Extracted data entries
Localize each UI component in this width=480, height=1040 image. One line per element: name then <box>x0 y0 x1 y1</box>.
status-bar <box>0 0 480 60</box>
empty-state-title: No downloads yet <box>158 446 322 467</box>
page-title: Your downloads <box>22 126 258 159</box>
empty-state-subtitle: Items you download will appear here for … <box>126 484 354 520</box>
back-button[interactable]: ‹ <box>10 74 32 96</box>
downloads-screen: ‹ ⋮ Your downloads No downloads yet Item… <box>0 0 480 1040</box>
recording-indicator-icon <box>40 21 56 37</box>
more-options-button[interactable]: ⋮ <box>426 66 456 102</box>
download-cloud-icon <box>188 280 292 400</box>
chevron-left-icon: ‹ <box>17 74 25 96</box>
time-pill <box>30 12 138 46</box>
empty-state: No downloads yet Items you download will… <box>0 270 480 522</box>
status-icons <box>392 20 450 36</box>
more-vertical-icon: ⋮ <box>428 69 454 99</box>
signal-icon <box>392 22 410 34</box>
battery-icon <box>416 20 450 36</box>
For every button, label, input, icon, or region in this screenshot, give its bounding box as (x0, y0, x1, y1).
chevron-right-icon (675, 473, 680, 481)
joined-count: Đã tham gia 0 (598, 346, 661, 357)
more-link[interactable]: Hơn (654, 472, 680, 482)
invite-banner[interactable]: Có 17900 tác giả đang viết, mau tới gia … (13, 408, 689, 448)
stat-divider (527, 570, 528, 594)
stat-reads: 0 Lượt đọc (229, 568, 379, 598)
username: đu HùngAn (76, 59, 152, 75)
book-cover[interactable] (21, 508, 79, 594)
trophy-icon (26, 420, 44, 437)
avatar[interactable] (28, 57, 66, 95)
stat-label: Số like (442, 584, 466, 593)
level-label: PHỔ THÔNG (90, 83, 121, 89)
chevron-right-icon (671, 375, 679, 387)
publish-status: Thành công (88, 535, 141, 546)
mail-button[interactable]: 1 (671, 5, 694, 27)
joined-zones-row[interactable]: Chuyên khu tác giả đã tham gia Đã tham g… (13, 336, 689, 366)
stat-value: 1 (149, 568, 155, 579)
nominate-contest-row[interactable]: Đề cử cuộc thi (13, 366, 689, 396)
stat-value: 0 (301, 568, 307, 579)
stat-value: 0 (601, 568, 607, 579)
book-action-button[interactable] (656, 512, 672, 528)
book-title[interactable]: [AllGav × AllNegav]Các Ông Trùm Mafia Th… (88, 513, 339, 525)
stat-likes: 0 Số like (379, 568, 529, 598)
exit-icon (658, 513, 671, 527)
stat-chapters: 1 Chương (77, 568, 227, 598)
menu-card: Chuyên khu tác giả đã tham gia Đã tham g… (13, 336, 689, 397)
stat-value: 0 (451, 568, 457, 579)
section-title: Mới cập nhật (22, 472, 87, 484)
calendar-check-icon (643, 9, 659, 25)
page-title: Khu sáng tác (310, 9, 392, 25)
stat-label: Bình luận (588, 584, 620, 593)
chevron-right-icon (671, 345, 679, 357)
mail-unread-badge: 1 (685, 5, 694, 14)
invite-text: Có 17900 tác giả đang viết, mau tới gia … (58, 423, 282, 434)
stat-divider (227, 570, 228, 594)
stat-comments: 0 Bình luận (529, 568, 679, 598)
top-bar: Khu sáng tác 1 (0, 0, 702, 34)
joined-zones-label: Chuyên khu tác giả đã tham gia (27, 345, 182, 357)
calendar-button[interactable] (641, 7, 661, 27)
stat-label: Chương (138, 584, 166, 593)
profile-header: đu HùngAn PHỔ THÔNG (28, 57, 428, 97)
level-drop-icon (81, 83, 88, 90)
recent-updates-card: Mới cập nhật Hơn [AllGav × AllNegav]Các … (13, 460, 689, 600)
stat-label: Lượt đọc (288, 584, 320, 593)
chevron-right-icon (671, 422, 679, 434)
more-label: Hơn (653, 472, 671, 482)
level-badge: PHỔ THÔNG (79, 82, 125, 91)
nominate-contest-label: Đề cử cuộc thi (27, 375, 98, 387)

- _YOUR TASK_
Please copy every one of the records above verbatim, line by line.

- _TASK SOLUTION_
Localize each UI component in this width=480, height=1040 image. One line per element: name then <box>x0 y0 x1 y1</box>.
status-bar <box>0 0 480 60</box>
empty-state-title: No downloads yet <box>158 446 322 467</box>
page-title: Your downloads <box>22 126 258 159</box>
empty-state-subtitle: Items you download will appear here for … <box>126 484 354 520</box>
back-button[interactable]: ‹ <box>10 74 32 96</box>
downloads-screen: ‹ ⋮ Your downloads No downloads yet Item… <box>0 0 480 1040</box>
recording-indicator-icon <box>40 21 56 37</box>
more-options-button[interactable]: ⋮ <box>426 66 456 102</box>
download-cloud-icon <box>188 280 292 400</box>
chevron-left-icon: ‹ <box>17 74 25 96</box>
time-pill <box>30 12 138 46</box>
empty-state: No downloads yet Items you download will… <box>0 270 480 522</box>
status-icons <box>392 20 450 36</box>
more-vertical-icon: ⋮ <box>428 69 454 99</box>
signal-icon <box>392 22 410 34</box>
battery-icon <box>416 20 450 36</box>
For every button, label, input, icon, or region in this screenshot, give its bounding box as (x0, y0, x1, y1).
chevron-right-icon (675, 473, 680, 481)
joined-count: Đã tham gia 0 (598, 346, 661, 357)
more-link[interactable]: Hơn (654, 472, 680, 482)
invite-banner[interactable]: Có 17900 tác giả đang viết, mau tới gia … (13, 408, 689, 448)
stat-divider (527, 570, 528, 594)
stat-reads: 0 Lượt đọc (229, 568, 379, 598)
username: đu HùngAn (76, 59, 152, 75)
book-cover[interactable] (21, 508, 79, 594)
trophy-icon (26, 420, 44, 437)
avatar[interactable] (28, 57, 66, 95)
stat-label: Số like (442, 584, 466, 593)
level-label: PHỔ THÔNG (90, 83, 121, 89)
chevron-right-icon (671, 375, 679, 387)
publish-status: Thành công (88, 535, 141, 546)
mail-button[interactable]: 1 (671, 5, 694, 27)
joined-zones-row[interactable]: Chuyên khu tác giả đã tham gia Đã tham g… (13, 336, 689, 366)
stat-value: 1 (149, 568, 155, 579)
nominate-contest-row[interactable]: Đề cử cuộc thi (13, 366, 689, 396)
stat-value: 0 (301, 568, 307, 579)
stat-value: 0 (601, 568, 607, 579)
book-action-button[interactable] (656, 512, 672, 528)
book-title[interactable]: [AllGav × AllNegav]Các Ông Trùm Mafia Th… (88, 513, 339, 525)
stat-likes: 0 Số like (379, 568, 529, 598)
exit-icon (658, 513, 671, 527)
stat-chapters: 1 Chương (77, 568, 227, 598)
menu-card: Chuyên khu tác giả đã tham gia Đã tham g… (13, 336, 689, 397)
stat-value: 0 (451, 568, 457, 579)
section-title: Mới cập nhật (22, 472, 87, 484)
calendar-check-icon (643, 9, 659, 25)
page-title: Khu sáng tác (310, 9, 392, 25)
stat-label: Bình luận (588, 584, 620, 593)
chevron-right-icon (671, 345, 679, 357)
mail-unread-badge: 1 (685, 5, 694, 14)
invite-text: Có 17900 tác giả đang viết, mau tới gia … (58, 423, 282, 434)
stat-divider (227, 570, 228, 594)
stat-comments: 0 Bình luận (529, 568, 679, 598)
top-bar: Khu sáng tác 1 (0, 0, 702, 34)
joined-zones-label: Chuyên khu tác giả đã tham gia (27, 345, 182, 357)
calendar-button[interactable] (641, 7, 661, 27)
stat-label: Chương (138, 584, 166, 593)
profile-header: đu HùngAn PHỔ THÔNG (28, 57, 428, 97)
level-drop-icon (81, 83, 88, 90)
recent-updates-card: Mới cập nhật Hơn [AllGav × AllNegav]Các … (13, 460, 689, 600)
stat-label: Lượt đọc (288, 584, 320, 593)
chevron-right-icon (671, 422, 679, 434)
more-label: Hơn (653, 472, 671, 482)
level-badge: PHỔ THÔNG (79, 82, 125, 91)
nominate-contest-label: Đề cử cuộc thi (27, 375, 98, 387)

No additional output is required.